Return a copy of every line in the records that includes the word "Inferred".

----- SUPPLIED RECORDS

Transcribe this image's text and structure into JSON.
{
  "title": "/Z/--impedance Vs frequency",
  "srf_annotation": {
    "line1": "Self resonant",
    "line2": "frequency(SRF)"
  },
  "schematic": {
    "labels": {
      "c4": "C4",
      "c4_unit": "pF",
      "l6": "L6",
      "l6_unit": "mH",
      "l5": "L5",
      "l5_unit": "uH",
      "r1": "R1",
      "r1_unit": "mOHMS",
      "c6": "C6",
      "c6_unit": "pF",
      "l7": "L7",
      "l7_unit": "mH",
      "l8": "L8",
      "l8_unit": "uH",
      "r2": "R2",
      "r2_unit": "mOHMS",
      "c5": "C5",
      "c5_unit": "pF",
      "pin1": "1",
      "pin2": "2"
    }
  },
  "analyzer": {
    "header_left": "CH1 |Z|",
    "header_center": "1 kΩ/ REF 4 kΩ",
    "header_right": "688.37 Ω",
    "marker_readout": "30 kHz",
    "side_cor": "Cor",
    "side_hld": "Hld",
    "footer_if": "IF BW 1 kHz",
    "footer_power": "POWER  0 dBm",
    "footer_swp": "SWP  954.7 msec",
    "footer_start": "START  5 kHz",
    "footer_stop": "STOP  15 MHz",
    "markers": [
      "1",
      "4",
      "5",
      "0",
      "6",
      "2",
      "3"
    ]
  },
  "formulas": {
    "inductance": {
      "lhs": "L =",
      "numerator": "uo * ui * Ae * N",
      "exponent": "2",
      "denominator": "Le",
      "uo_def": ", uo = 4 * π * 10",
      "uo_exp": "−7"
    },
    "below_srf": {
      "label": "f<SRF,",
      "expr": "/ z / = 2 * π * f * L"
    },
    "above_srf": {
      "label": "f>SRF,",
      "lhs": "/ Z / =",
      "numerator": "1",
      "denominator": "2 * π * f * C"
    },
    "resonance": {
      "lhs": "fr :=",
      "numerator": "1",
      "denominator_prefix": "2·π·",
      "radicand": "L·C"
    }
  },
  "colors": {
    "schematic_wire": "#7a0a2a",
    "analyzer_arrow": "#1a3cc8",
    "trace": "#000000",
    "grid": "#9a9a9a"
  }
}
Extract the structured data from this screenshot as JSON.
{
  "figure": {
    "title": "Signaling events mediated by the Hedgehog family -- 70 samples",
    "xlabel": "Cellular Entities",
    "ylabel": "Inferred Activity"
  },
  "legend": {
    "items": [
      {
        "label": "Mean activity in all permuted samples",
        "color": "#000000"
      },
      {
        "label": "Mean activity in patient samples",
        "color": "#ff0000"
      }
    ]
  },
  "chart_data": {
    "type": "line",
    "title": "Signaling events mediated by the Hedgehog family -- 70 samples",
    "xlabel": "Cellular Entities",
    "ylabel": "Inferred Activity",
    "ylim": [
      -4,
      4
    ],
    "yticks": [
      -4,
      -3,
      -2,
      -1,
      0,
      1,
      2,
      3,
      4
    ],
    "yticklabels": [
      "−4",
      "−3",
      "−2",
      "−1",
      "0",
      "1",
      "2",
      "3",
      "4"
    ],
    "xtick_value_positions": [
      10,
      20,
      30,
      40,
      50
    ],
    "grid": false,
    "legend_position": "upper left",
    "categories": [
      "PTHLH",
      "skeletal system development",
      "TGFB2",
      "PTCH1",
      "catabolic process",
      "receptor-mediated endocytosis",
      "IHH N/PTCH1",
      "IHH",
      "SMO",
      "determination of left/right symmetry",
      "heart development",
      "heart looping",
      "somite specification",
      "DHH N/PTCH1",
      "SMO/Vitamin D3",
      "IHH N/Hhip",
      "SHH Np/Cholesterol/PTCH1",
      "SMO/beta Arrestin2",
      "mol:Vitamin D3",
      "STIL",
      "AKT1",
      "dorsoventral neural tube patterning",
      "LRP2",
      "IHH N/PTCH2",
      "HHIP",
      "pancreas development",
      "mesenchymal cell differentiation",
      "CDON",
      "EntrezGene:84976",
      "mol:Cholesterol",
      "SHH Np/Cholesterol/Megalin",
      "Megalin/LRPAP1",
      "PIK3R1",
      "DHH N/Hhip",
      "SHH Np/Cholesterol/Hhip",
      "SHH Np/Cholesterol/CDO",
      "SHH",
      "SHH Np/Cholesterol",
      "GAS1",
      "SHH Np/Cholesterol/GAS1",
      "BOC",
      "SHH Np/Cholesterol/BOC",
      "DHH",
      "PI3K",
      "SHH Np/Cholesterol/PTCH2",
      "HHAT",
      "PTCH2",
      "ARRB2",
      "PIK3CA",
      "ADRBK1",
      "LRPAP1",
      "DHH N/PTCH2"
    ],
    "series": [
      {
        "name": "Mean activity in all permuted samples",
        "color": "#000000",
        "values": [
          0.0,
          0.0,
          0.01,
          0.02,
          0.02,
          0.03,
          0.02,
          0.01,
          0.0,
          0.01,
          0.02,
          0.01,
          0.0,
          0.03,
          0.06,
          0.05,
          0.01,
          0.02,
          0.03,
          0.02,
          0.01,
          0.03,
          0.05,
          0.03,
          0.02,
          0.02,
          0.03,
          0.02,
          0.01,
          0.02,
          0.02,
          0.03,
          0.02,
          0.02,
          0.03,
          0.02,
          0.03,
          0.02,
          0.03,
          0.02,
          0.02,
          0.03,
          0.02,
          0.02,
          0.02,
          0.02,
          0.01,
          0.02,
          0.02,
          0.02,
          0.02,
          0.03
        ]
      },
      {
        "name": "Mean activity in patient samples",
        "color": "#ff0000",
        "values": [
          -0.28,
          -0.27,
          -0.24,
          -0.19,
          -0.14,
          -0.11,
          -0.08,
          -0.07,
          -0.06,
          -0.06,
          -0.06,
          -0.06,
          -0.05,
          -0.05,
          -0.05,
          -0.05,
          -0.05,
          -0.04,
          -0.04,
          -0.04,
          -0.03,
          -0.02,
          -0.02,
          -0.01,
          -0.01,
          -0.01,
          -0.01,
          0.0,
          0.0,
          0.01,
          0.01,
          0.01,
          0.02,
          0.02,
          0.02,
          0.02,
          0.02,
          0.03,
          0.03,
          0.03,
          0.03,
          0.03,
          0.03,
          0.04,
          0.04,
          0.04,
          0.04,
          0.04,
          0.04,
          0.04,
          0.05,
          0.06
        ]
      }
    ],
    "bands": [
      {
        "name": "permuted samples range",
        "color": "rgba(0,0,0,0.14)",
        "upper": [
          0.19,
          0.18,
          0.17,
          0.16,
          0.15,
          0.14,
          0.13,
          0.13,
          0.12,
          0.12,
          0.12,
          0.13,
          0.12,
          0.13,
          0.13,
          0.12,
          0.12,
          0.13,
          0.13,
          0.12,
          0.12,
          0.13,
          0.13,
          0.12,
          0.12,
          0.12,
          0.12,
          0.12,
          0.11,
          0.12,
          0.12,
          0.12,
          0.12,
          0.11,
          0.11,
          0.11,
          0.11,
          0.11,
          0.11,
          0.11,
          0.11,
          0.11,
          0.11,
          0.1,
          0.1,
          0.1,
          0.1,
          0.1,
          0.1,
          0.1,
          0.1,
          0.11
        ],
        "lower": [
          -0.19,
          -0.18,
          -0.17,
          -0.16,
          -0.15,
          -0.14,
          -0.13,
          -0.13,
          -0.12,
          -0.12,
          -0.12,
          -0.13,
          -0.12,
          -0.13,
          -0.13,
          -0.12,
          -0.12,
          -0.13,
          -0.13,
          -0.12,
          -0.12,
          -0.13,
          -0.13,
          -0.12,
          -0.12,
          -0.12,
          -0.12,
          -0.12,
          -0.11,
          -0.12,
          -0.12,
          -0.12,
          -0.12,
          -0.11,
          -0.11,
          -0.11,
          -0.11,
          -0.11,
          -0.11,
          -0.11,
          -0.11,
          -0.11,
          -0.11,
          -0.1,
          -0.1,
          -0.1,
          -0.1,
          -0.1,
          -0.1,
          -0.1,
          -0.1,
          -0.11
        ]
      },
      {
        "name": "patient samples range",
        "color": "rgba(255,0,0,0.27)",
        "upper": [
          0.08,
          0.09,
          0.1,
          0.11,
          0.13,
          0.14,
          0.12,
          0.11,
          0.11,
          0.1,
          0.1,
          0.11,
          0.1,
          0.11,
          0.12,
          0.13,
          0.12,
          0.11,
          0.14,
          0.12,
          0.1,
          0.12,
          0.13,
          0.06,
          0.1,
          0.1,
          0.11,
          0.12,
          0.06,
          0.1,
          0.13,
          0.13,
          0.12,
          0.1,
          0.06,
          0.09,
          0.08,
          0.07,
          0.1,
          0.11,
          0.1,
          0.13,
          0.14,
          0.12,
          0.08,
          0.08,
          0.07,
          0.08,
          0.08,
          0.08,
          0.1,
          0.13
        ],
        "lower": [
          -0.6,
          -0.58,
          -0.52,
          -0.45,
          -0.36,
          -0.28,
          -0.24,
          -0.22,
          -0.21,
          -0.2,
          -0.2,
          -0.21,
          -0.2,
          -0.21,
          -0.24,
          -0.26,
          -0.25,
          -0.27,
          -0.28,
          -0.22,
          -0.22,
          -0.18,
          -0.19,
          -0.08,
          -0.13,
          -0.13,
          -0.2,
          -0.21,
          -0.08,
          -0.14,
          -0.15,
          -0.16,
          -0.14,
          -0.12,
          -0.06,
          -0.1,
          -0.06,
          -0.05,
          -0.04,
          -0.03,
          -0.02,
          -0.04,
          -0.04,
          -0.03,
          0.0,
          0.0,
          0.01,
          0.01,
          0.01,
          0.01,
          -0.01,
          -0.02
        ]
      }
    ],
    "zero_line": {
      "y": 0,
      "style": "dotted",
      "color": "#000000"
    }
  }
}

----------

**SOLUTION**
    "ylabel": "Inferred Activity"
    "ylabel": "Inferred Activity",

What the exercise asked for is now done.